Material shown:
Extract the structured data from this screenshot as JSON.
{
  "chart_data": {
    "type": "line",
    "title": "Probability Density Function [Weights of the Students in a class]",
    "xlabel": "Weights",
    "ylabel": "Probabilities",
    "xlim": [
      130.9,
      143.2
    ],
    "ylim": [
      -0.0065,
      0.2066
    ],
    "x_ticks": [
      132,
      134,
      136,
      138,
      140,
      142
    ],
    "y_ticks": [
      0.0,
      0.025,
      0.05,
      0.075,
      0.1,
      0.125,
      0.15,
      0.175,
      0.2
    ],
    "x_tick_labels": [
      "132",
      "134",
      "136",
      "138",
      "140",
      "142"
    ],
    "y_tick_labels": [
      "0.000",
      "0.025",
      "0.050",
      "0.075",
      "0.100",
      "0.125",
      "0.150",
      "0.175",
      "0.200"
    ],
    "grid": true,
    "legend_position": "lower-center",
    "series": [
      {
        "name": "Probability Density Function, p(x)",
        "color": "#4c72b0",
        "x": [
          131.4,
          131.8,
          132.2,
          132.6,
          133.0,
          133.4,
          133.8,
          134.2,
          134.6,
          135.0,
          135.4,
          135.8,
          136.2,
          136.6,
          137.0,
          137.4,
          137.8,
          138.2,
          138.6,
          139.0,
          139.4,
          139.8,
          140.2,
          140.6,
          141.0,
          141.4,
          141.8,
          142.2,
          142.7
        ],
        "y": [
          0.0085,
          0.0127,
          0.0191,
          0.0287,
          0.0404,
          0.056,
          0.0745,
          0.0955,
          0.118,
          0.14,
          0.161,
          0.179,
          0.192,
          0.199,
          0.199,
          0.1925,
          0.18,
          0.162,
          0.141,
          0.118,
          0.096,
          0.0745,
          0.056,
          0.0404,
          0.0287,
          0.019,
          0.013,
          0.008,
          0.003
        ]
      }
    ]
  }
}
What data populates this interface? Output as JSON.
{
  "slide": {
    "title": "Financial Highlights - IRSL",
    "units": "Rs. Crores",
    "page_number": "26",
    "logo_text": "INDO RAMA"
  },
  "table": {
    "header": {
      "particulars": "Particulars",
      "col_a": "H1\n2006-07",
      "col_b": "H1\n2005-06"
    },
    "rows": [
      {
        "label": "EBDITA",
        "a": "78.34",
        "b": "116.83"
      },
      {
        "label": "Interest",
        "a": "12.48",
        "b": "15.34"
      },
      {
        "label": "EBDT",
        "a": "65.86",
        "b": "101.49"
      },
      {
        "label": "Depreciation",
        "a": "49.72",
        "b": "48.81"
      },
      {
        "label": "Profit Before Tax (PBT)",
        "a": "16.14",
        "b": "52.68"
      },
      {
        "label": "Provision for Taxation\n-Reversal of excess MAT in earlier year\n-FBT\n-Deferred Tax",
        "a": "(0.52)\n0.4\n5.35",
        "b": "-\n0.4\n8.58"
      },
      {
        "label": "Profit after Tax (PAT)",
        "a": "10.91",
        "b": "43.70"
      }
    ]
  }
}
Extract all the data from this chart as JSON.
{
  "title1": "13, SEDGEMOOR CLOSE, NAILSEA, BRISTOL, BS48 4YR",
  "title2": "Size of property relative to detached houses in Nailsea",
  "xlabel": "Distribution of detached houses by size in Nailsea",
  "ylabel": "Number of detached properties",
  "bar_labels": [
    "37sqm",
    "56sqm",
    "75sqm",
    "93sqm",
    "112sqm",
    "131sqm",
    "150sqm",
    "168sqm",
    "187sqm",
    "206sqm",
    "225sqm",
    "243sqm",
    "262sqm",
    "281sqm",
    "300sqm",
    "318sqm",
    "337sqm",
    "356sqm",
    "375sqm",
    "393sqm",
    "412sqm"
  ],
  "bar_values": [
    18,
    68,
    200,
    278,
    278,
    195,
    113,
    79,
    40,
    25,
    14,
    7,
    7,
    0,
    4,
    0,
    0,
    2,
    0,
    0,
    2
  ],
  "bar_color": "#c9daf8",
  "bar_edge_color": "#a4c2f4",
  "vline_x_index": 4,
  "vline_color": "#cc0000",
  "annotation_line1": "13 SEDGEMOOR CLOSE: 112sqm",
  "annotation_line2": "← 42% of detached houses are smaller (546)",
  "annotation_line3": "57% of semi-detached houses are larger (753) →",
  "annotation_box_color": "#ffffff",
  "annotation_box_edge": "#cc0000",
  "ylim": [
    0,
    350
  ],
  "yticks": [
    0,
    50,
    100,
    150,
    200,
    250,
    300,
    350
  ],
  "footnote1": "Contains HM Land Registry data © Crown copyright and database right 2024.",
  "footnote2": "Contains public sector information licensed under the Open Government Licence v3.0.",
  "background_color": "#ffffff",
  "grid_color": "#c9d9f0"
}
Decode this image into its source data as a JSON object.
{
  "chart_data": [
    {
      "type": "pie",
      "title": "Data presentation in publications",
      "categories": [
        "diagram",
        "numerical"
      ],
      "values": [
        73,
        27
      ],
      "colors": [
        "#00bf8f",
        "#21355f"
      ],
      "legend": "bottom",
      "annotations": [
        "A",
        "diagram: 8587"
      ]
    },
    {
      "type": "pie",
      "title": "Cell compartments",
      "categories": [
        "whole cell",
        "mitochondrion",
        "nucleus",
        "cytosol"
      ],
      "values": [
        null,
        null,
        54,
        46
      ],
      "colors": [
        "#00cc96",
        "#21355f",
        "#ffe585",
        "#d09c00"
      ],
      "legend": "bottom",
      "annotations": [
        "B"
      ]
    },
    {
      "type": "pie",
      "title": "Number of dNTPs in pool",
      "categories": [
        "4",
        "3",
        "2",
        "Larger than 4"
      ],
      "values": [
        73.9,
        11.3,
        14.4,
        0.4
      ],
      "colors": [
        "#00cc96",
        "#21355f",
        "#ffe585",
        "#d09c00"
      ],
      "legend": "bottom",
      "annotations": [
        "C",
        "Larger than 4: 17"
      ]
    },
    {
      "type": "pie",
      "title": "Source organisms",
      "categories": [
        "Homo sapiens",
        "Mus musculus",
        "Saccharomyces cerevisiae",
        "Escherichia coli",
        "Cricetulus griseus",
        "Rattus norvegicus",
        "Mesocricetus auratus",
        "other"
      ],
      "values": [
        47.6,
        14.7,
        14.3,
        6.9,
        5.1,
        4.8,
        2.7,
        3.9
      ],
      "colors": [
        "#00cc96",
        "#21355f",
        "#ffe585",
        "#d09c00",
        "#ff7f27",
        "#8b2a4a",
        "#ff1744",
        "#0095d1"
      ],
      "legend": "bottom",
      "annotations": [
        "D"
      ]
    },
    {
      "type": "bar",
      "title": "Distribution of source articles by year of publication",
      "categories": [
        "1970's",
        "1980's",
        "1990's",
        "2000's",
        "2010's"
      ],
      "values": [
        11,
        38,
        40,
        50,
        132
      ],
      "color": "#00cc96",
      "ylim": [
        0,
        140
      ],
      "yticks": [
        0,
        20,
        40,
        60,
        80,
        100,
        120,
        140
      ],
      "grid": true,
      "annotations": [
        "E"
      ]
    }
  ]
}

Challenge:
Identify the lines above with the word "CLOSE". Copy them.

Written answer:
  "title1": "13, SEDGEMOOR CLOSE, NAILSEA, BRISTOL, BS48 4YR",
  "annotation_line1": "13 SEDGEMOOR CLOSE: 112sqm",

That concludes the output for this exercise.